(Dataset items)
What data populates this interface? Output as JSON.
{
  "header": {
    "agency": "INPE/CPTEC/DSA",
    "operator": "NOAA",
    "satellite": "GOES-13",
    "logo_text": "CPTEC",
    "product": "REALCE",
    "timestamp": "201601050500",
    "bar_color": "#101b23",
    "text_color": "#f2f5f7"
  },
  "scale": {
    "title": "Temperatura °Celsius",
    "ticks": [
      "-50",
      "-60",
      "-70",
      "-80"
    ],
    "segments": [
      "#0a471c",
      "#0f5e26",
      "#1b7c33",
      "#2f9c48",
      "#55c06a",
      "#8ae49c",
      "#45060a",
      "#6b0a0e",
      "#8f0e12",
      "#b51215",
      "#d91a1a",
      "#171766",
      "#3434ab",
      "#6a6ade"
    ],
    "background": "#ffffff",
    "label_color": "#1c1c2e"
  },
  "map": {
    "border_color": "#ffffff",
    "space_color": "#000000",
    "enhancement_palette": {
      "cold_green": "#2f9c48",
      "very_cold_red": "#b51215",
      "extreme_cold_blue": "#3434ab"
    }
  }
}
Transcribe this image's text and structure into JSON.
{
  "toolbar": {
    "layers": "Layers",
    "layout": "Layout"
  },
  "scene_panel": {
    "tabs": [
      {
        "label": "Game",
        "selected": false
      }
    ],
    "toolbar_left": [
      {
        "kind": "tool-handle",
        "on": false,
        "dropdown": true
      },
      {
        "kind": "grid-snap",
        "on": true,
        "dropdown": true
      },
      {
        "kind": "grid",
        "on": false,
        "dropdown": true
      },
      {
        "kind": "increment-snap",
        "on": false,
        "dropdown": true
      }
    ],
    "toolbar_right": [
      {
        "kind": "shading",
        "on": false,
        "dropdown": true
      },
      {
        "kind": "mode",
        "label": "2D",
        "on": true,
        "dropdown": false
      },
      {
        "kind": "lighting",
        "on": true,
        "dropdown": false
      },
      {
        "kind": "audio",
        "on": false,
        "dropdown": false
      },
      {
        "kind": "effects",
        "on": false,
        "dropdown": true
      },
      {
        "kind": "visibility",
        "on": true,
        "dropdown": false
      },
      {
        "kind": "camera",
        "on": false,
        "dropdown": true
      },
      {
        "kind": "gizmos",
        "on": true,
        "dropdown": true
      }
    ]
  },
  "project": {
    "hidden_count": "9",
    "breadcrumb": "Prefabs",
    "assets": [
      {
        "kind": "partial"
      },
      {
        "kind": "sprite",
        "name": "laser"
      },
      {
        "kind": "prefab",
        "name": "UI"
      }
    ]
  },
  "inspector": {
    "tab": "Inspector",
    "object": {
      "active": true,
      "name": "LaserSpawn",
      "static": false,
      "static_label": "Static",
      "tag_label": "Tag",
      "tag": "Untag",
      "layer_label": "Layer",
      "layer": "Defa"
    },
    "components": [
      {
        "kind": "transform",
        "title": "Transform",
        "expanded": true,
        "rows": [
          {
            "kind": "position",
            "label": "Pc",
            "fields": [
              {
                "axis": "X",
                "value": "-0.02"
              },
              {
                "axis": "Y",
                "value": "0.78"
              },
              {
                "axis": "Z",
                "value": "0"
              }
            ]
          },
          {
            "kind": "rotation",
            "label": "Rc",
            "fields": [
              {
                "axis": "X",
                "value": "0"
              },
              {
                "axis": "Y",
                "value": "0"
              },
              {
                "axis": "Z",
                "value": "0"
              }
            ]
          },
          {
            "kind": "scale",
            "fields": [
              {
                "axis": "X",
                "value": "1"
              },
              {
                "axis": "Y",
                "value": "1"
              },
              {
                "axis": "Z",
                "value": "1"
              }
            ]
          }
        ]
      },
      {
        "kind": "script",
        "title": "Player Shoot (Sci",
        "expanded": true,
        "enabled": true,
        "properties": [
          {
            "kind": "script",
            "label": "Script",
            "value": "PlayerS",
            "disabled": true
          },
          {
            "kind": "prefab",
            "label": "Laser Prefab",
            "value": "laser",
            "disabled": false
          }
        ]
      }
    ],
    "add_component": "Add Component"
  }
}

** STATED TASK **
Produce a verbatim transcription of the entries above.

** FULL ANSWER **
What data populates this interface? Output as JSON.
{
  "header": {
    "agency": "INPE/CPTEC/DSA",
    "operator": "NOAA",
    "satellite": "GOES-13",
    "logo_text": "CPTEC",
    "product": "REALCE",
    "timestamp": "201601050500",
    "bar_color": "#101b23",
    "text_color": "#f2f5f7"
  },
  "scale": {
    "title": "Temperatura °Celsius",
    "ticks": [
      "-50",
      "-60",
      "-70",
      "-80"
    ],
    "segments": [
      "#0a471c",
      "#0f5e26",
      "#1b7c33",
      "#2f9c48",
      "#55c06a",
      "#8ae49c",
      "#45060a",
      "#6b0a0e",
      "#8f0e12",
      "#b51215",
      "#d91a1a",
      "#171766",
      "#3434ab",
      "#6a6ade"
    ],
    "background": "#ffffff",
    "label_color": "#1c1c2e"
  },
  "map": {
    "border_color": "#ffffff",
    "space_color": "#000000",
    "enhancement_palette": {
      "cold_green": "#2f9c48",
      "very_cold_red": "#b51215",
      "extreme_cold_blue": "#3434ab"
    }
  }
}
Transcribe this image's text and structure into JSON.
{
  "toolbar": {
    "layers": "Layers",
    "layout": "Layout"
  },
  "scene_panel": {
    "tabs": [
      {
        "label": "Game",
        "selected": false
      }
    ],
    "toolbar_left": [
      {
        "kind": "tool-handle",
        "on": false,
        "dropdown": true
      },
      {
        "kind": "grid-snap",
        "on": true,
        "dropdown": true
      },
      {
        "kind": "grid",
        "on": false,
        "dropdown": true
      },
      {
        "kind": "increment-snap",
        "on": false,
        "dropdown": true
      }
    ],
    "toolbar_right": [
      {
        "kind": "shading",
        "on": false,
        "dropdown": true
      },
      {
        "kind": "mode",
        "label": "2D",
        "on": true,
        "dropdown": false
      },
      {
        "kind": "lighting",
        "on": true,
        "dropdown": false
      },
      {
        "kind": "audio",
        "on": false,
        "dropdown": false
      },
      {
        "kind": "effects",
        "on": false,
        "dropdown": true
      },
      {
        "kind": "visibility",
        "on": true,
        "dropdown": false
      },
      {
        "kind": "camera",
        "on": false,
        "dropdown": true
      },
      {
        "kind": "gizmos",
        "on": true,
        "dropdown": true
      }
    ]
  },
  "project": {
    "hidden_count": "9",
    "breadcrumb": "Prefabs",
    "assets": [
      {
        "kind": "partial"
      },
      {
        "kind": "sprite",
        "name": "laser"
      },
      {
        "kind": "prefab",
        "name": "UI"
      }
    ]
  },
  "inspector": {
    "tab": "Inspector",
    "object": {
      "active": true,
      "name": "LaserSpawn",
      "static": false,
      "static_label": "Static",
      "tag_label": "Tag",
      "tag": "Untag",
      "layer_label": "Layer",
      "layer": "Defa"
    },
    "components": [
      {
        "kind": "transform",
        "title": "Transform",
        "expanded": true,
        "rows": [
          {
            "kind": "position",
            "label": "Pc",
            "fields": [
              {
                "axis": "X",
                "value": "-0.02"
              },
              {
                "axis": "Y",
                "value": "0.78"
              },
              {
                "axis": "Z",
                "value": "0"
              }
            ]
          },
          {
            "kind": "rotation",
            "label": "Rc",
            "fields": [
              {
                "axis": "X",
                "value": "0"
              },
              {
                "axis": "Y",
                "value": "0"
              },
              {
                "axis": "Z",
                "value": "0"
              }
            ]
          },
          {
            "kind": "scale",
            "fields": [
              {
                "axis": "X",
                "value": "1"
              },
              {
                "axis": "Y",
                "value": "1"
              },
              {
                "axis": "Z",
                "value": "1"
              }
            ]
          }
        ]
      },
      {
        "kind": "script",
        "title": "Player Shoot (Sci",
        "expanded": true,
        "enabled": true,
        "properties": [
          {
            "kind": "script",
            "label": "Script",
            "value": "PlayerS",
            "disabled": true
          },
          {
            "kind": "prefab",
            "label": "Laser Prefab",
            "value": "laser",
            "disabled": false
          }
        ]
      }
    ],
    "add_component": "Add Component"
  }
}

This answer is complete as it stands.